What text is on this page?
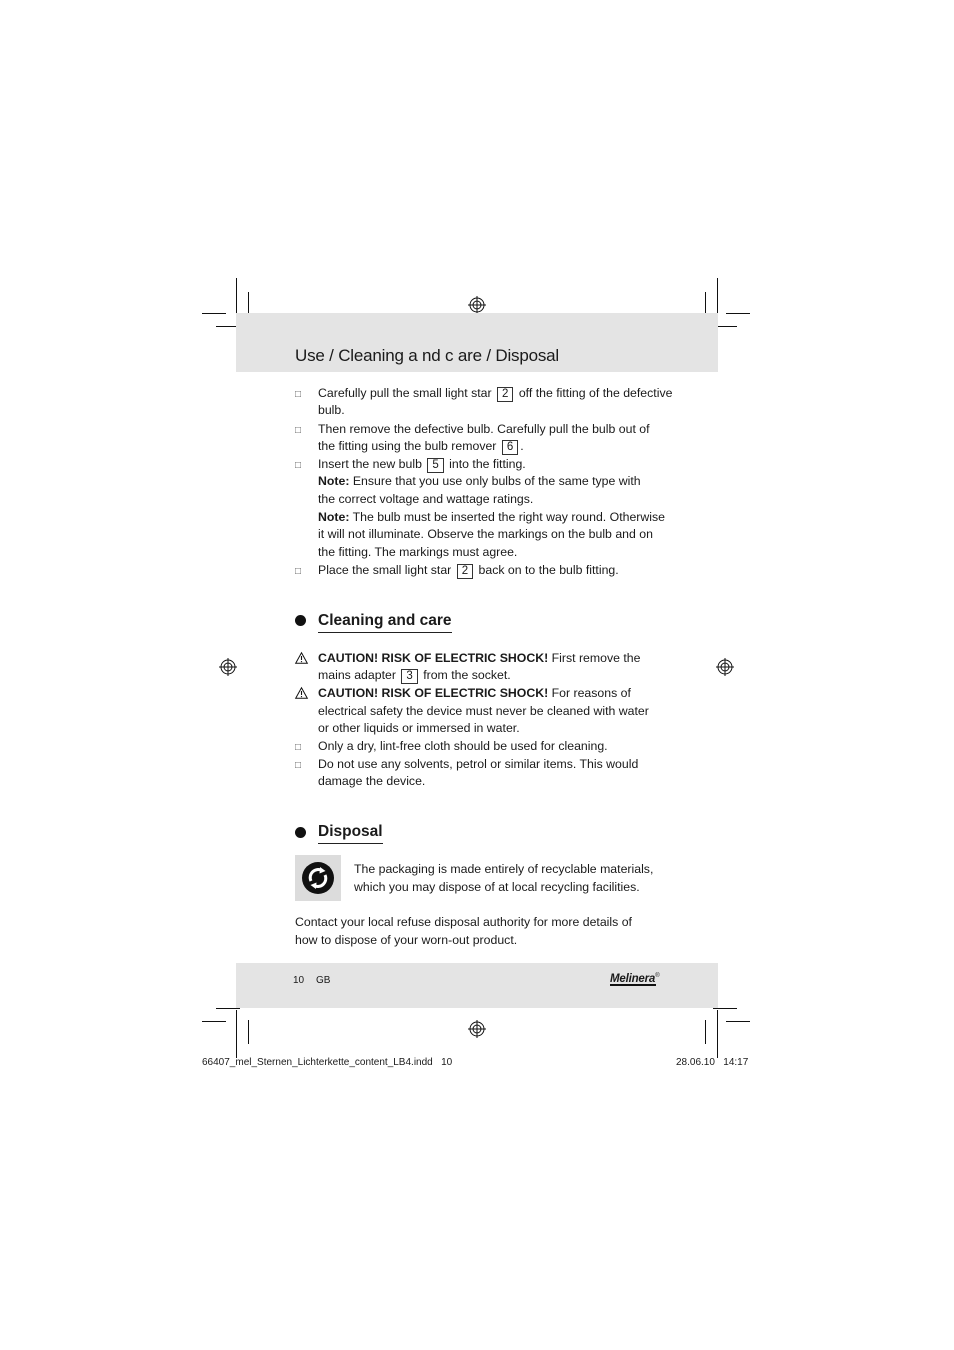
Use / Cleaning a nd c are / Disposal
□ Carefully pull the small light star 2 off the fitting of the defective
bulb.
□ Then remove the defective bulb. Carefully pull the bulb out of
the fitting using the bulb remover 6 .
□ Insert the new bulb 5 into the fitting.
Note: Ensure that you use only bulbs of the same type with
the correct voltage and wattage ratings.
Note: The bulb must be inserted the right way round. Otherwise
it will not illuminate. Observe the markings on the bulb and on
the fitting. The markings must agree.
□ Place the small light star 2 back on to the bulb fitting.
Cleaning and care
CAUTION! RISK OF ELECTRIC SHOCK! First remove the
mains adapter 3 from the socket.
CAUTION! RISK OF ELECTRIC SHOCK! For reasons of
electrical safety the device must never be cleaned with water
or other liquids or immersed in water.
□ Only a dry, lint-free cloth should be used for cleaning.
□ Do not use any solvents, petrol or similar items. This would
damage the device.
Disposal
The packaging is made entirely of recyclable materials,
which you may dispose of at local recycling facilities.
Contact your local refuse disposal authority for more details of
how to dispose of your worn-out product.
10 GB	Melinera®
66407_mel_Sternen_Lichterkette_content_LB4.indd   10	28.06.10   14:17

________________

■ Given problem:
Go through the entries above and pull out each line with "must" in it.

■ Solution:
Note: The bulb must be inserted the right way round. Otherwise
the fitting. The markings must agree.
electrical safety the device must never be cleaned with water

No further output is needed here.